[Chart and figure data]
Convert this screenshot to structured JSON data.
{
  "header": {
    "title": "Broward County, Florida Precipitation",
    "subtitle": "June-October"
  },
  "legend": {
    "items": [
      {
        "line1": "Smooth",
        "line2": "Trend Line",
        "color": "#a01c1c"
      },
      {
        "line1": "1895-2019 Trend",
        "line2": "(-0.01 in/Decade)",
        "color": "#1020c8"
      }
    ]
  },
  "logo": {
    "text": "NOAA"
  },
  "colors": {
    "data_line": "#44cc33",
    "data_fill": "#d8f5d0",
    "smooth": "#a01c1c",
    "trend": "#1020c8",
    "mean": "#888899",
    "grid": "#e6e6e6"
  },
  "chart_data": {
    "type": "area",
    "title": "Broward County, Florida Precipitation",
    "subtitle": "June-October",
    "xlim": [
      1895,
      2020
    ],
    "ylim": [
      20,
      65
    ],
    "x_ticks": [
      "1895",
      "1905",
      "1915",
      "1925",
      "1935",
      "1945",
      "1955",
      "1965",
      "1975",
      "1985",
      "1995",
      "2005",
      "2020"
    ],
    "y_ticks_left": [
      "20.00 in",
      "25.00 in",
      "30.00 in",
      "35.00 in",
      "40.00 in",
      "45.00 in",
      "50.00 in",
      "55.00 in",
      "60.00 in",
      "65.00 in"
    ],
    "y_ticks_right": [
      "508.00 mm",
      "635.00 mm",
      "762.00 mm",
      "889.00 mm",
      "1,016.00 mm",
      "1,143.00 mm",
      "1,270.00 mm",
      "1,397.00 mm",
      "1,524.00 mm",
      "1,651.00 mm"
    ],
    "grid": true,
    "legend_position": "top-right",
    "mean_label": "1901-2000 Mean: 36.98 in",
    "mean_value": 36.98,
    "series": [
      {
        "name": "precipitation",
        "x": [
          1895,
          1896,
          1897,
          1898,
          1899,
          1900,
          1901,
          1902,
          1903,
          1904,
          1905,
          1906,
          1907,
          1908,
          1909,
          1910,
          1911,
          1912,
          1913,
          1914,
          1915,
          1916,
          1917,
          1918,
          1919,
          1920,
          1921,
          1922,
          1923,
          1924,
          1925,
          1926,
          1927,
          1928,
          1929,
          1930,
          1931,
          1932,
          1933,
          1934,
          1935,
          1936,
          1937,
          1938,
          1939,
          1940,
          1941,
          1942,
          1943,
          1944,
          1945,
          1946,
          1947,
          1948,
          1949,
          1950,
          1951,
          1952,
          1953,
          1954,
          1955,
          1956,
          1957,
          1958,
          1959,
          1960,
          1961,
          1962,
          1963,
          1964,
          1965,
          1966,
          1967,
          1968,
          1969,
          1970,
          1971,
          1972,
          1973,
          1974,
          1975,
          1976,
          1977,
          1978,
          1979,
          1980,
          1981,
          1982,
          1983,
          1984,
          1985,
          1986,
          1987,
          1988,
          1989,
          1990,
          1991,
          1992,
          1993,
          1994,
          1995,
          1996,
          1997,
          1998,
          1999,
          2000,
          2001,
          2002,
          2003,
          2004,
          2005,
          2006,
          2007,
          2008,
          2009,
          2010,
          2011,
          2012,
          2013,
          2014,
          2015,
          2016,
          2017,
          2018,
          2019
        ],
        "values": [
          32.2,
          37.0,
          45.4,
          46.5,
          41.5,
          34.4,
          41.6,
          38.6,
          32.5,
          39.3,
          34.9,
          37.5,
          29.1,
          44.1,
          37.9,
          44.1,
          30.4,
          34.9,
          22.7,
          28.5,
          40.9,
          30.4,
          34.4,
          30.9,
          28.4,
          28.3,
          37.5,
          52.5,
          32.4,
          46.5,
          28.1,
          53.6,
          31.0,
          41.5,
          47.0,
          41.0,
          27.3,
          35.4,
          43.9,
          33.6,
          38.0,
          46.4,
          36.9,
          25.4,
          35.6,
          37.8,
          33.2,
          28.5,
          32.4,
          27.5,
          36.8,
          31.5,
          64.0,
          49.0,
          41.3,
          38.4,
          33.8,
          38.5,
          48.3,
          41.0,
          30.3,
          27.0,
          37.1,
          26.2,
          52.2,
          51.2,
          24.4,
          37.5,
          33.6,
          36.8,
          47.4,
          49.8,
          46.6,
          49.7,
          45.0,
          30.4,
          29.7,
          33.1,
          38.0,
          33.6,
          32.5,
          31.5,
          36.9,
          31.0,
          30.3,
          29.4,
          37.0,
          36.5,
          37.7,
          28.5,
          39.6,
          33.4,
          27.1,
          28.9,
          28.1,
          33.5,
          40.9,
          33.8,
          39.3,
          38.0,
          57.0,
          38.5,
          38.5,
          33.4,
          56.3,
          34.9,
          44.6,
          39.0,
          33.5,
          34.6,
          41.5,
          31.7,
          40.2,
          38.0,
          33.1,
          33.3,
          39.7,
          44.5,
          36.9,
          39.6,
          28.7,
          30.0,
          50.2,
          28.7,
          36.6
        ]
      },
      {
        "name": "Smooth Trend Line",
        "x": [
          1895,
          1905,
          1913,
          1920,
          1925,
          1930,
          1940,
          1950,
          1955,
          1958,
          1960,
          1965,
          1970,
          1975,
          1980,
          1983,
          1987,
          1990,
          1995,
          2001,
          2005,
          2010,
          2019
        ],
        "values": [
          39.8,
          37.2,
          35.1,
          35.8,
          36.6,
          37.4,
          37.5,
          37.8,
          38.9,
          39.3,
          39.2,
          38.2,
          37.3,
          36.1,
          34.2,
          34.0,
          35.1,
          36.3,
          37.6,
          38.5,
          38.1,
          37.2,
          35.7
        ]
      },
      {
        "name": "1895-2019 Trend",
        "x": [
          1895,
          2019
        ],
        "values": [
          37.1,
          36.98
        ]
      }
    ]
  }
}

§ Exercise aim:
Return only the number of lines in the data above that include the word "subtitle".

§ Answer:
2